• **Extract**:

While bird-watching season may be long past, owl season is just getting started.

A few weeks ago, we noticed this peculiar sound coming from the vicinity of the Woodline over on our neighbors’ property, more specifically it was around dawn and dusk.

It sounded almost like a cat meowing, or the last note of a catbird’s call – you know, that harsh, sharp, almost angry “Meow!” sound. Although it sounded vaguely feline, we suspected it was something else mainly because the dogs paid it absolutely no mind.

Our primary suspect was that it was some sort of owl. I’m particularly fond of listening for owls, mainly because I love that twilight time at dawn and dusk when you are likely to hear them. I call that time “shift change” as the diurnal birds call it a day, and the night birds and amphibians take over singing duties.

Several species of owls, namely the Eastern Screech Owl, Barred Owl, Great Horned Owls, and even Saw Whet Owls are no strangers to our little corner of the world, however this was one that I hadn’t heard before.

The barred owl is a likely candidate if you have ever heard an owl call in the middle of the night. ODNR photo.

Using a free bird ID app (Merlin Bird ID by The Cornell Lab) on my phone, I looked for those owls that are known to reside or migrate through southeastern Ohio and soon came across the Short-eared Owl. Playing the owl’s call on my phone quickly confirmed that our crepuscular visitor was indeed a Short-eared Owl.

The Short-eared Owl (Asio flammeus) is an Ohio species of special interest but is listed as a species of “least concern” over its entire range – which includes every continent except Australia and Antarctica. It is a raptor, or a bird of prey, and therefore “cool” – Far Side fans may get the reference to “Birds of prey know they’re cool.”

It is a medium-sized owl, falling squarely size-wise between the more-familiar barred and screech owls, and as its name suggests has short, barely visible feathered tufts or “ears” or on its head. It is tawny brown in color with a barred tail, and heavily streaked with darker feathers.

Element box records
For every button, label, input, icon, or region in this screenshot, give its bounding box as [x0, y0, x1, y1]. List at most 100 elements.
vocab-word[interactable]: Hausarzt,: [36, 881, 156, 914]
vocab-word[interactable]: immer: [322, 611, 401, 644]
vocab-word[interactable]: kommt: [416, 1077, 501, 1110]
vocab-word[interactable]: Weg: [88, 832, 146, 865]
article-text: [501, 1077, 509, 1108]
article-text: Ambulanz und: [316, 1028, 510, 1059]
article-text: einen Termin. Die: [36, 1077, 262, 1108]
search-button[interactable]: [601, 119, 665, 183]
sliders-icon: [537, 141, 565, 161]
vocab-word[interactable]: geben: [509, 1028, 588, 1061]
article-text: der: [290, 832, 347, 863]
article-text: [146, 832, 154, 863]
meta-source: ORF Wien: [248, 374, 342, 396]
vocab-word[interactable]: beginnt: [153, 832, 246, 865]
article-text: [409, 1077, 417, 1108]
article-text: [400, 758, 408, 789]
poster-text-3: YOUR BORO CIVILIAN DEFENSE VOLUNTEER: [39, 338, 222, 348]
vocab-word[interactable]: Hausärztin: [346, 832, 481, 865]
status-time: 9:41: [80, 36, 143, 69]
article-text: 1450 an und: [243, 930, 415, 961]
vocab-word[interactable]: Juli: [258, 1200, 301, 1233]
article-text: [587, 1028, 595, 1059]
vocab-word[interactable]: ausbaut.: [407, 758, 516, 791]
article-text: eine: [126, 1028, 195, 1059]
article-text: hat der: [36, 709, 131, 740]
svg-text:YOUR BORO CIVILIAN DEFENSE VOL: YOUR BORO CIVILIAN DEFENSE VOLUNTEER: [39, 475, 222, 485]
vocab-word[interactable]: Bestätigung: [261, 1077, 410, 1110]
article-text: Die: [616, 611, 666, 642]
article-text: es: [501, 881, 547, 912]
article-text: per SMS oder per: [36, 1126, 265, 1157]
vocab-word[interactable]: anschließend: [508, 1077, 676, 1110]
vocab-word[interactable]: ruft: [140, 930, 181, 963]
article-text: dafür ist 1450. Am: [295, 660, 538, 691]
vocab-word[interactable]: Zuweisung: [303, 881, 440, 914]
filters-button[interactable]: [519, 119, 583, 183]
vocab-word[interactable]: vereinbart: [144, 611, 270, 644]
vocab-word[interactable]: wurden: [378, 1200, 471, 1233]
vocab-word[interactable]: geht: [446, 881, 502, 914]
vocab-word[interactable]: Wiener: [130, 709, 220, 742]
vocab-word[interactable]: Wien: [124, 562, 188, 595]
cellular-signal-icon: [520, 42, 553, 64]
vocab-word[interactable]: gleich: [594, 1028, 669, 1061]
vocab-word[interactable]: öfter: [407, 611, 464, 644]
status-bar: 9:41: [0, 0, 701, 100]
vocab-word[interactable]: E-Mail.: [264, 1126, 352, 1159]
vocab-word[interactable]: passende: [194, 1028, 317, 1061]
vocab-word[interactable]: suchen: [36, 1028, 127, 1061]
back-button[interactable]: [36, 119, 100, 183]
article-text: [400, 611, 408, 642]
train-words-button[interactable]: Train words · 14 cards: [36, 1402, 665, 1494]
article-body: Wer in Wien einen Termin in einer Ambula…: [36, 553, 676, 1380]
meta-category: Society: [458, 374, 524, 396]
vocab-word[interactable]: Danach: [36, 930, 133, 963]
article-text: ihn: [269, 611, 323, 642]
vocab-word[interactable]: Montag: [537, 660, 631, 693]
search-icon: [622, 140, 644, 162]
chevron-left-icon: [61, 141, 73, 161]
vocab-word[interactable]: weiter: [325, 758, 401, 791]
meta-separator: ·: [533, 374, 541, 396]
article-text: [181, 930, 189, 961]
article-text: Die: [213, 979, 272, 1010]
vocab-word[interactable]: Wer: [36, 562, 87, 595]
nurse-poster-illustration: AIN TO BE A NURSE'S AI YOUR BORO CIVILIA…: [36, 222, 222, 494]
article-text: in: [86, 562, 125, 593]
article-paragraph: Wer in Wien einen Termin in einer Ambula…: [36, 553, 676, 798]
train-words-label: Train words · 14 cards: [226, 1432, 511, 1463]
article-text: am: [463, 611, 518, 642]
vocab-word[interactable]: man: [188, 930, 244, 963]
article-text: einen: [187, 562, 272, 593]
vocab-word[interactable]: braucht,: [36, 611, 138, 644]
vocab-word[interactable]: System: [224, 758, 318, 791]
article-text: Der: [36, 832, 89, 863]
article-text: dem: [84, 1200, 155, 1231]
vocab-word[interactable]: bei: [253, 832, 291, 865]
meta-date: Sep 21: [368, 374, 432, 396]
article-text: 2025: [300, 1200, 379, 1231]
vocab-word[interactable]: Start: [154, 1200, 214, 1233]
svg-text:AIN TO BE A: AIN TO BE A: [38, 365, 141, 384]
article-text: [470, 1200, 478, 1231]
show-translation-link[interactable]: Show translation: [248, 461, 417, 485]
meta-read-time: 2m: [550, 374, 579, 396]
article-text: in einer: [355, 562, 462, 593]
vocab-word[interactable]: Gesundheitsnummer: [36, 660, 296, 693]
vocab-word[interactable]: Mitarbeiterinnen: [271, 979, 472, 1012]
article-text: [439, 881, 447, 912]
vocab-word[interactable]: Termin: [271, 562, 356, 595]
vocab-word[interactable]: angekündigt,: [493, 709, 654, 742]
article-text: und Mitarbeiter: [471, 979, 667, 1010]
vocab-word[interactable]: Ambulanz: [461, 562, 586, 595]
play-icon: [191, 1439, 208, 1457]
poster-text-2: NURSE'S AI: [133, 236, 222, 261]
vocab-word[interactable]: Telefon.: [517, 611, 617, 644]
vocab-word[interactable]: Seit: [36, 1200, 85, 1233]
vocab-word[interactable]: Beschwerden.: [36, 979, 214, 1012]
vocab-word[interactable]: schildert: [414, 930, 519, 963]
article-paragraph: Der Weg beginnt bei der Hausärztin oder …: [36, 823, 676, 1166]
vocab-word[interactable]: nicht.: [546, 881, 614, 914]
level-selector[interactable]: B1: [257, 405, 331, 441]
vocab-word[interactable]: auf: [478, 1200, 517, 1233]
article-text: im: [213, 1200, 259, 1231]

• **Exercise description**: In the owl article above the entries, list the owl species named as "no strangers to our little corner of the world."

• **Solution for this task**:
Eastern Screech Owl
Barred Owl
Great Horned Owls
Saw Whet Owls